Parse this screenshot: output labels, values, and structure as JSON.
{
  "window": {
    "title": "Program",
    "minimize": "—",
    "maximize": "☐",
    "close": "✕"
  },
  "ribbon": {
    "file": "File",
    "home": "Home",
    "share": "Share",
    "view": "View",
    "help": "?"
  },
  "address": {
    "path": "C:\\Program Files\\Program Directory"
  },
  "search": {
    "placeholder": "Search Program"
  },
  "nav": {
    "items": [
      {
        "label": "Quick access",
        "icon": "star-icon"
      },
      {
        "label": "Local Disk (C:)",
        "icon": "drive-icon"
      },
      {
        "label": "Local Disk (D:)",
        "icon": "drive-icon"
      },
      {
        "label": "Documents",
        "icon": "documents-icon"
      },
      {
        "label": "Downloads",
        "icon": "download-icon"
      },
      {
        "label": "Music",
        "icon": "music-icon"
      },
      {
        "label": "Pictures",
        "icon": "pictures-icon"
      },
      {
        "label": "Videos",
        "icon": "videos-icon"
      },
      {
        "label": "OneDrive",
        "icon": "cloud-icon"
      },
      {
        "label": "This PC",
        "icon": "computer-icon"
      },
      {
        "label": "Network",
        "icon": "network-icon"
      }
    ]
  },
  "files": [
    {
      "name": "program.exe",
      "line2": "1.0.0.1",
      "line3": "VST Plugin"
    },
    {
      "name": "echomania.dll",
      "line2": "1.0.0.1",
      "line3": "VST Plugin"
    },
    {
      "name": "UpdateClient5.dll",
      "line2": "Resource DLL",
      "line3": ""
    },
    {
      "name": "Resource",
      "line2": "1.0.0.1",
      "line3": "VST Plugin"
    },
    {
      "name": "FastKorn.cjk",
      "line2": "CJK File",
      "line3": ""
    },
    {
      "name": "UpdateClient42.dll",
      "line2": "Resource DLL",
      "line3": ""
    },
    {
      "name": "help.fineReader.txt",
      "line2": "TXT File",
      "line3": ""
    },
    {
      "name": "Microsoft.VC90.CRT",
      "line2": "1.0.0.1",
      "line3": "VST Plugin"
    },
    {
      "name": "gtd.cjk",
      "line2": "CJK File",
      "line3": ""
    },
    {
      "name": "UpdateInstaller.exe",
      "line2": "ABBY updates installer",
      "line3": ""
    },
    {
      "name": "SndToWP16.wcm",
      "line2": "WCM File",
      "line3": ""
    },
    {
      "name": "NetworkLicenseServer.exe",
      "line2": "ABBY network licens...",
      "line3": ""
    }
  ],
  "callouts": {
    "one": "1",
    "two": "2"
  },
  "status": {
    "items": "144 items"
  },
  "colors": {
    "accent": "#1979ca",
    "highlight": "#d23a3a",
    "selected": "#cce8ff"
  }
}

**Given task:**
Extract, word for word, each line of the listing above.

**Correct answer:**
Parse this screenshot: output labels, values, and structure as JSON.
{
  "window": {
    "title": "Program",
    "minimize": "—",
    "maximize": "☐",
    "close": "✕"
  },
  "ribbon": {
    "file": "File",
    "home": "Home",
    "share": "Share",
    "view": "View",
    "help": "?"
  },
  "address": {
    "path": "C:\\Program Files\\Program Directory"
  },
  "search": {
    "placeholder": "Search Program"
  },
  "nav": {
    "items": [
      {
        "label": "Quick access",
        "icon": "star-icon"
      },
      {
        "label": "Local Disk (C:)",
        "icon": "drive-icon"
      },
      {
        "label": "Local Disk (D:)",
        "icon": "drive-icon"
      },
      {
        "label": "Documents",
        "icon": "documents-icon"
      },
      {
        "label": "Downloads",
        "icon": "download-icon"
      },
      {
        "label": "Music",
        "icon": "music-icon"
      },
      {
        "label": "Pictures",
        "icon": "pictures-icon"
      },
      {
        "label": "Videos",
        "icon": "videos-icon"
      },
      {
        "label": "OneDrive",
        "icon": "cloud-icon"
      },
      {
        "label": "This PC",
        "icon": "computer-icon"
      },
      {
        "label": "Network",
        "icon": "network-icon"
      }
    ]
  },
  "files": [
    {
      "name": "program.exe",
      "line2": "1.0.0.1",
      "line3": "VST Plugin"
    },
    {
      "name": "echomania.dll",
      "line2": "1.0.0.1",
      "line3": "VST Plugin"
    },
    {
      "name": "UpdateClient5.dll",
      "line2": "Resource DLL",
      "line3": ""
    },
    {
      "name": "Resource",
      "line2": "1.0.0.1",
      "line3": "VST Plugin"
    },
    {
      "name": "FastKorn.cjk",
      "line2": "CJK File",
      "line3": ""
    },
    {
      "name": "UpdateClient42.dll",
      "line2": "Resource DLL",
      "line3": ""
    },
    {
      "name": "help.fineReader.txt",
      "line2": "TXT File",
      "line3": ""
    },
    {
      "name": "Microsoft.VC90.CRT",
      "line2": "1.0.0.1",
      "line3": "VST Plugin"
    },
    {
      "name": "gtd.cjk",
      "line2": "CJK File",
      "line3": ""
    },
    {
      "name": "UpdateInstaller.exe",
      "line2": "ABBY updates installer",
      "line3": ""
    },
    {
      "name": "SndToWP16.wcm",
      "line2": "WCM File",
      "line3": ""
    },
    {
      "name": "NetworkLicenseServer.exe",
      "line2": "ABBY network licens...",
      "line3": ""
    }
  ],
  "callouts": {
    "one": "1",
    "two": "2"
  },
  "status": {
    "items": "144 items"
  },
  "colors": {
    "accent": "#1979ca",
    "highlight": "#d23a3a",
    "selected": "#cce8ff"
  }
}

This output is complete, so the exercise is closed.